GIVEN TASK> Leave out the pictures and copy everything else in the entries exactly.

PROVIDED RECORDS>

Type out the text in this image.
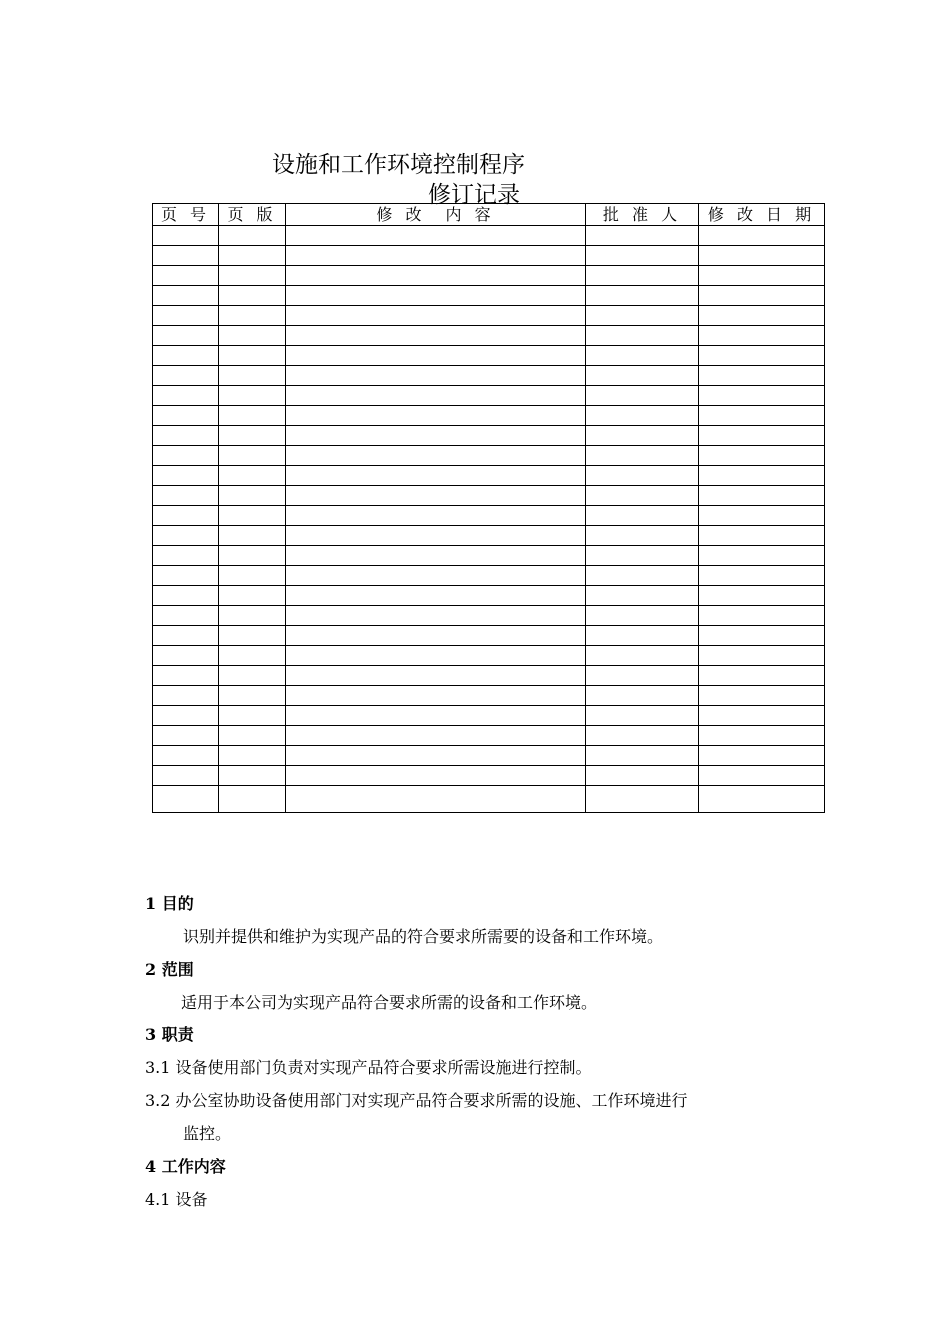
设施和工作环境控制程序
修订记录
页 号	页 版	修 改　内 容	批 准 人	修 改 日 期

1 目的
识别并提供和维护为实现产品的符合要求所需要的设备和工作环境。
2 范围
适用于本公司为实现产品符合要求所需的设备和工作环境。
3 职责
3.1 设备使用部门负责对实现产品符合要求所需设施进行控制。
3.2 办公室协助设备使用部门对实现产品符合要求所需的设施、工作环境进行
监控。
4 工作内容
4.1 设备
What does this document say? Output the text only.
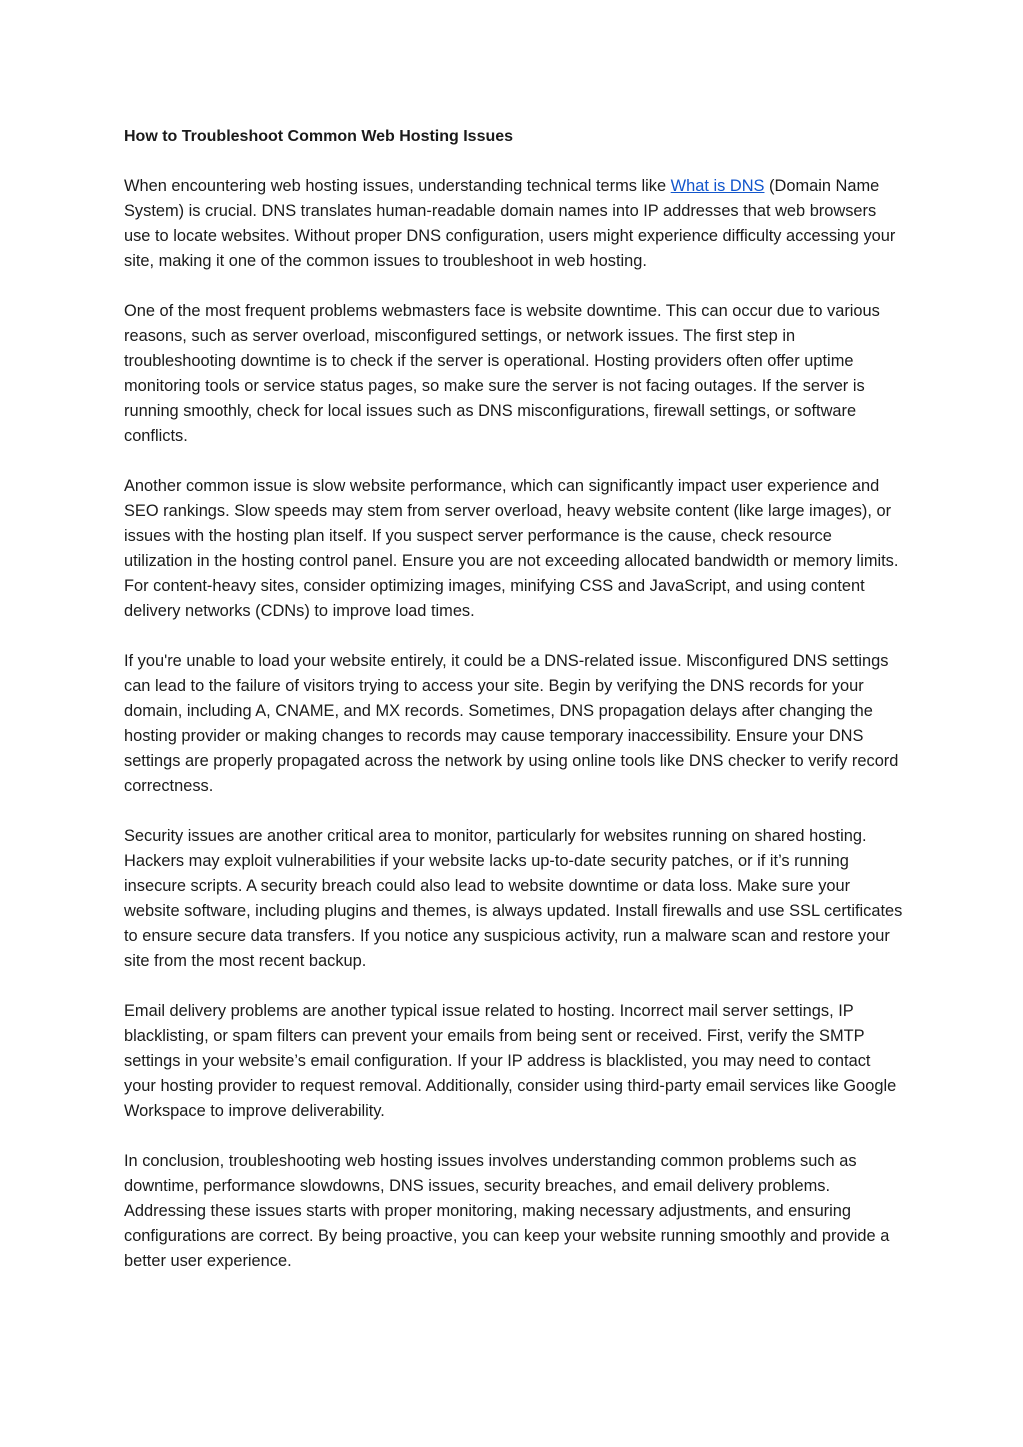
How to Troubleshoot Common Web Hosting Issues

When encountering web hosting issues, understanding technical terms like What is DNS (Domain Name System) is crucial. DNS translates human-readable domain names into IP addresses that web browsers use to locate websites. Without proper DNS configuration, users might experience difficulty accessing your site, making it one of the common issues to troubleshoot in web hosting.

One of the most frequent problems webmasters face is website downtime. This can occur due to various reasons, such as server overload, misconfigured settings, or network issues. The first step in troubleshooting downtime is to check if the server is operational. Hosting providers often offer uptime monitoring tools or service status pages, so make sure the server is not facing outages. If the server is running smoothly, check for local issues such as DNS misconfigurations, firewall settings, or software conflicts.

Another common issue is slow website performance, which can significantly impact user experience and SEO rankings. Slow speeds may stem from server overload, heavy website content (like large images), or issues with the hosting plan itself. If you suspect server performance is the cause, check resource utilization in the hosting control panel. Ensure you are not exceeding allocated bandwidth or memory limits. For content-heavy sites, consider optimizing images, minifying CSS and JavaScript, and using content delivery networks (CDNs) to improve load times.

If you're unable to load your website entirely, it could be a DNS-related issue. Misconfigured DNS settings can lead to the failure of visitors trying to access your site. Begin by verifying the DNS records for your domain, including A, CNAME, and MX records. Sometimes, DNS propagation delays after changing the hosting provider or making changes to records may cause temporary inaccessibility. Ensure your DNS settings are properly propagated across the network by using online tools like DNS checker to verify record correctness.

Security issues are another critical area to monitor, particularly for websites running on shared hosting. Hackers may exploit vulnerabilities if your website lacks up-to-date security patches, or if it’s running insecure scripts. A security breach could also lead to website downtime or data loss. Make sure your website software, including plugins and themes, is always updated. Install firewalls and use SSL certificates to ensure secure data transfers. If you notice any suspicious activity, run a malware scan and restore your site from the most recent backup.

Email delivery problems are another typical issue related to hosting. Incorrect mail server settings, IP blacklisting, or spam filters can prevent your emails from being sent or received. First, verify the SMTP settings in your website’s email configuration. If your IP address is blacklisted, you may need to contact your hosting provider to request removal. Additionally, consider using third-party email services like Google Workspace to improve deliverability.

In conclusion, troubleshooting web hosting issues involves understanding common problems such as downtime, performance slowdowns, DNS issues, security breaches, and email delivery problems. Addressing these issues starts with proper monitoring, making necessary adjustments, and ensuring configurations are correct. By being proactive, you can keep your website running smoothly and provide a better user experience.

RESPONSE TO THIS EXERCISE>
Type out the text in this image.
设施和工作环境控制程序
修订记录
页 号	页 版	修 改　内 容	批 准 人	修 改 日 期

1 目的
识别并提供和维护为实现产品的符合要求所需要的设备和工作环境。
2 范围
适用于本公司为实现产品符合要求所需的设备和工作环境。
3 职责
3.1 设备使用部门负责对实现产品符合要求所需设施进行控制。
3.2 办公室协助设备使用部门对实现产品符合要求所需的设施、工作环境进行
监控。
4 工作内容
4.1 设备
What does this document say? Output the text only.
How to Troubleshoot Common Web Hosting Issues

When encountering web hosting issues, understanding technical terms like What is DNS (Domain Name System) is crucial. DNS translates human-readable domain names into IP addresses that web browsers use to locate websites. Without proper DNS configuration, users might experience difficulty accessing your site, making it one of the common issues to troubleshoot in web hosting.

One of the most frequent problems webmasters face is website downtime. This can occur due to various reasons, such as server overload, misconfigured settings, or network issues. The first step in troubleshooting downtime is to check if the server is operational. Hosting providers often offer uptime monitoring tools or service status pages, so make sure the server is not facing outages. If the server is running smoothly, check for local issues such as DNS misconfigurations, firewall settings, or software conflicts.

Another common issue is slow website performance, which can significantly impact user experience and SEO rankings. Slow speeds may stem from server overload, heavy website content (like large images), or issues with the hosting plan itself. If you suspect server performance is the cause, check resource utilization in the hosting control panel. Ensure you are not exceeding allocated bandwidth or memory limits. For content-heavy sites, consider optimizing images, minifying CSS and JavaScript, and using content delivery networks (CDNs) to improve load times.

If you're unable to load your website entirely, it could be a DNS-related issue. Misconfigured DNS settings can lead to the failure of visitors trying to access your site. Begin by verifying the DNS records for your domain, including A, CNAME, and MX records. Sometimes, DNS propagation delays after changing the hosting provider or making changes to records may cause temporary inaccessibility. Ensure your DNS settings are properly propagated across the network by using online tools like DNS checker to verify record correctness.

Security issues are another critical area to monitor, particularly for websites running on shared hosting. Hackers may exploit vulnerabilities if your website lacks up-to-date security patches, or if it’s running insecure scripts. A security breach could also lead to website downtime or data loss. Make sure your website software, including plugins and themes, is always updated. Install firewalls and use SSL certificates to ensure secure data transfers. If you notice any suspicious activity, run a malware scan and restore your site from the most recent backup.

Email delivery problems are another typical issue related to hosting. Incorrect mail server settings, IP blacklisting, or spam filters can prevent your emails from being sent or received. First, verify the SMTP settings in your website’s email configuration. If your IP address is blacklisted, you may need to contact your hosting provider to request removal. Additionally, consider using third-party email services like Google Workspace to improve deliverability.

In conclusion, troubleshooting web hosting issues involves understanding common problems such as downtime, performance slowdowns, DNS issues, security breaches, and email delivery problems. Addressing these issues starts with proper monitoring, making necessary adjustments, and ensuring configurations are correct. By being proactive, you can keep your website running smoothly and provide a better user experience.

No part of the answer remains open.